Aim of the task:
Please write each record out again word for word.
[[ Dataset excerpts open ]]
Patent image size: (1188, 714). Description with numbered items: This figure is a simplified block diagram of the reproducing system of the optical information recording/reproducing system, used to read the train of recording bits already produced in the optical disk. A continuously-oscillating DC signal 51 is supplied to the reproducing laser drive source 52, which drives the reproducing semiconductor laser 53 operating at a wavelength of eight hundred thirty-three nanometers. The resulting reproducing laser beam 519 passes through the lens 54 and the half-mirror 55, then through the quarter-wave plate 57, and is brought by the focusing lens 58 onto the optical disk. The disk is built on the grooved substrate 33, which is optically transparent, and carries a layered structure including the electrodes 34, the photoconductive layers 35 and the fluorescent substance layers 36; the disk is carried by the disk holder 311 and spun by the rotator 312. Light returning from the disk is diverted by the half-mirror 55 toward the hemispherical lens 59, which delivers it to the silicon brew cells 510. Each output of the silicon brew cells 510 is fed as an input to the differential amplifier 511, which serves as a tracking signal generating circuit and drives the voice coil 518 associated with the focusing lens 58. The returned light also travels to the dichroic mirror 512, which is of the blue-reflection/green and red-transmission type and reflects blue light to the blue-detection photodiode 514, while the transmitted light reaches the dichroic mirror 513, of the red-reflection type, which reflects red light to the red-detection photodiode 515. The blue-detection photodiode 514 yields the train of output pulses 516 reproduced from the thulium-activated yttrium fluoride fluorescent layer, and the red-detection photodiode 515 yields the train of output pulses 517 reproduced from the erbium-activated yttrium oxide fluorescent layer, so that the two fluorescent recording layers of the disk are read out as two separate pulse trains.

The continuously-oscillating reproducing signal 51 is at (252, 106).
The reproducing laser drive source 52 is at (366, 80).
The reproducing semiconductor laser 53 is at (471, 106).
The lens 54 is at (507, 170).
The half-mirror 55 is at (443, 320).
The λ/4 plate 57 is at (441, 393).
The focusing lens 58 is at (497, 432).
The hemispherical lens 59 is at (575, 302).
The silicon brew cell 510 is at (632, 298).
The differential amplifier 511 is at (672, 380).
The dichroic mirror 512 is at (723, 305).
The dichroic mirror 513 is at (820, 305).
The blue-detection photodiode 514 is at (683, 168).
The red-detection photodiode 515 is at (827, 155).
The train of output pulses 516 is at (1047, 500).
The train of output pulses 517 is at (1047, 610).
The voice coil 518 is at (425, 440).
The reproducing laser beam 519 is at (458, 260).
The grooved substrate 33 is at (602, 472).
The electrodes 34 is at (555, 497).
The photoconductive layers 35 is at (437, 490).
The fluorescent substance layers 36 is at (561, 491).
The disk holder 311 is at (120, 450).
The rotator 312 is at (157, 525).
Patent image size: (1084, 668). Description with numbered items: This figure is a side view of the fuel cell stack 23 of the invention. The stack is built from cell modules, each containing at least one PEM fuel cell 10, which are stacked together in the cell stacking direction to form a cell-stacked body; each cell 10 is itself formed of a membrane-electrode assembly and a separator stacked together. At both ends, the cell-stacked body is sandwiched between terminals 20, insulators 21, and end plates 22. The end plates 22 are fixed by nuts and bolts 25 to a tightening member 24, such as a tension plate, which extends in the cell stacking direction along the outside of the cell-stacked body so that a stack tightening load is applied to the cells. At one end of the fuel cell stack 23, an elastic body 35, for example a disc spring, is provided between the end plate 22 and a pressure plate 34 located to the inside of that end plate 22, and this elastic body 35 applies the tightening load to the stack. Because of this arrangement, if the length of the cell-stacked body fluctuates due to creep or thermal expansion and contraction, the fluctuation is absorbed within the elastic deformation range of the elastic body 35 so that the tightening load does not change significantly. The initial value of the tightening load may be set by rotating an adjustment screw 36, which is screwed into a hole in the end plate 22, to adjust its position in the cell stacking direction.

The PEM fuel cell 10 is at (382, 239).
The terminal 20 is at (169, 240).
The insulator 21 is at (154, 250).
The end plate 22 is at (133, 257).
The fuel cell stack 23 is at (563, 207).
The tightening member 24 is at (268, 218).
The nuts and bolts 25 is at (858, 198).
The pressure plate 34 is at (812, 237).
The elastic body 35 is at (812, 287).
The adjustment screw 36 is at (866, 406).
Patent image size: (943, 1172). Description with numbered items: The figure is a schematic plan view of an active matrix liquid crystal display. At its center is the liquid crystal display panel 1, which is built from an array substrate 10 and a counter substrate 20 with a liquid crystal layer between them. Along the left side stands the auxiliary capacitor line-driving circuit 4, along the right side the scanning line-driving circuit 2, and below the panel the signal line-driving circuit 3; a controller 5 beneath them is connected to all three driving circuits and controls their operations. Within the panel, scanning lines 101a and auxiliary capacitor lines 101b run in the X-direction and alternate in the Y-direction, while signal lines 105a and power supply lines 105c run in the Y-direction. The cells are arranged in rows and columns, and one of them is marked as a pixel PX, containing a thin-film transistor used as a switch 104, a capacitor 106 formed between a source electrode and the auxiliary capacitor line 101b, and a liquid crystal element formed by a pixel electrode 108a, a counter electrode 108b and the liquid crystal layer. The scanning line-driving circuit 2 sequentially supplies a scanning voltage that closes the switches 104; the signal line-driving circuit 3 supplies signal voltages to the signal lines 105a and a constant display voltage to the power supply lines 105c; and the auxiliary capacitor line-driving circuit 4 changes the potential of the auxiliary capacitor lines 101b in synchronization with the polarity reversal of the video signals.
[[ Dataset excerpts closed ]]
Response area:
Patent image size: (1188, 714). Description with numbered items: This figure is a simplified block diagram of the reproducing system of the optical information recording/reproducing system, used to read the train of recording bits already produced in the optical disk. A continuously-oscillating DC signal 51 is supplied to the reproducing laser drive source 52, which drives the reproducing semiconductor laser 53 operating at a wavelength of eight hundred thirty-three nanometers. The resulting reproducing laser beam 519 passes through the lens 54 and the half-mirror 55, then through the quarter-wave plate 57, and is brought by the focusing lens 58 onto the optical disk. The disk is built on the grooved substrate 33, which is optically transparent, and carries a layered structure including the electrodes 34, the photoconductive layers 35 and the fluorescent substance layers 36; the disk is carried by the disk holder 311 and spun by the rotator 312. Light returning from the disk is diverted by the half-mirror 55 toward the hemispherical lens 59, which delivers it to the silicon brew cells 510. Each output of the silicon brew cells 510 is fed as an input to the differential amplifier 511, which serves as a tracking signal generating circuit and drives the voice coil 518 associated with the focusing lens 58. The returned light also travels to the dichroic mirror 512, which is of the blue-reflection/green and red-transmission type and reflects blue light to the blue-detection photodiode 514, while the transmitted light reaches the dichroic mirror 513, of the red-reflection type, which reflects red light to the red-detection photodiode 515. The blue-detection photodiode 514 yields the train of output pulses 516 reproduced from the thulium-activated yttrium fluoride fluorescent layer, and the red-detection photodiode 515 yields the train of output pulses 517 reproduced from the erbium-activated yttrium oxide fluorescent layer, so that the two fluorescent recording layers of the disk are read out as two separate pulse trains.

The continuously-oscillating reproducing signal 51 is at (252, 106).
The reproducing laser drive source 52 is at (366, 80).
The reproducing semiconductor laser 53 is at (471, 106).
The lens 54 is at (507, 170).
The half-mirror 55 is at (443, 320).
The λ/4 plate 57 is at (441, 393).
The focusing lens 58 is at (497, 432).
The hemispherical lens 59 is at (575, 302).
The silicon brew cell 510 is at (632, 298).
The differential amplifier 511 is at (672, 380).
The dichroic mirror 512 is at (723, 305).
The dichroic mirror 513 is at (820, 305).
The blue-detection photodiode 514 is at (683, 168).
The red-detection photodiode 515 is at (827, 155).
The train of output pulses 516 is at (1047, 500).
The train of output pulses 517 is at (1047, 610).
The voice coil 518 is at (425, 440).
The reproducing laser beam 519 is at (458, 260).
The grooved substrate 33 is at (602, 472).
The electrodes 34 is at (555, 497).
The photoconductive layers 35 is at (437, 490).
The fluorescent substance layers 36 is at (561, 491).
The disk holder 311 is at (120, 450).
The rotator 312 is at (157, 525).
Patent image size: (1084, 668). Description with numbered items: This figure is a side view of the fuel cell stack 23 of the invention. The stack is built from cell modules, each containing at least one PEM fuel cell 10, which are stacked together in the cell stacking direction to form a cell-stacked body; each cell 10 is itself formed of a membrane-electrode assembly and a separator stacked together. At both ends, the cell-stacked body is sandwiched between terminals 20, insulators 21, and end plates 22. The end plates 22 are fixed by nuts and bolts 25 to a tightening member 24, such as a tension plate, which extends in the cell stacking direction along the outside of the cell-stacked body so that a stack tightening load is applied to the cells. At one end of the fuel cell stack 23, an elastic body 35, for example a disc spring, is provided between the end plate 22 and a pressure plate 34 located to the inside of that end plate 22, and this elastic body 35 applies the tightening load to the stack. Because of this arrangement, if the length of the cell-stacked body fluctuates due to creep or thermal expansion and contraction, the fluctuation is absorbed within the elastic deformation range of the elastic body 35 so that the tightening load does not change significantly. The initial value of the tightening load may be set by rotating an adjustment screw 36, which is screwed into a hole in the end plate 22, to adjust its position in the cell stacking direction.

The PEM fuel cell 10 is at (382, 239).
The terminal 20 is at (169, 240).
The insulator 21 is at (154, 250).
The end plate 22 is at (133, 257).
The fuel cell stack 23 is at (563, 207).
The tightening member 24 is at (268, 218).
The nuts and bolts 25 is at (858, 198).
The pressure plate 34 is at (812, 237).
The elastic body 35 is at (812, 287).
The adjustment screw 36 is at (866, 406).
Patent image size: (943, 1172). Description with numbered items: The figure is a schematic plan view of an active matrix liquid crystal display. At its center is the liquid crystal display panel 1, which is built from an array substrate 10 and a counter substrate 20 with a liquid crystal layer between them. Along the left side stands the auxiliary capacitor line-driving circuit 4, along the right side the scanning line-driving circuit 2, and below the panel the signal line-driving circuit 3; a controller 5 beneath them is connected to all three driving circuits and controls their operations. Within the panel, scanning lines 101a and auxiliary capacitor lines 101b run in the X-direction and alternate in the Y-direction, while signal lines 105a and power supply lines 105c run in the Y-direction. The cells are arranged in rows and columns, and one of them is marked as a pixel PX, containing a thin-film transistor used as a switch 104, a capacitor 106 formed between a source electrode and the auxiliary capacitor line 101b, and a liquid crystal element formed by a pixel electrode 108a, a counter electrode 108b and the liquid crystal layer. The scanning line-driving circuit 2 sequentially supplies a scanning voltage that closes the switches 104; the signal line-driving circuit 3 supplies signal voltages to the signal lines 105a and a constant display voltage to the power supply lines 105c; and the auxiliary capacitor line-driving circuit 4 changes the potential of the auxiliary capacitor lines 101b in synchronization with the polarity reversal of the video signals.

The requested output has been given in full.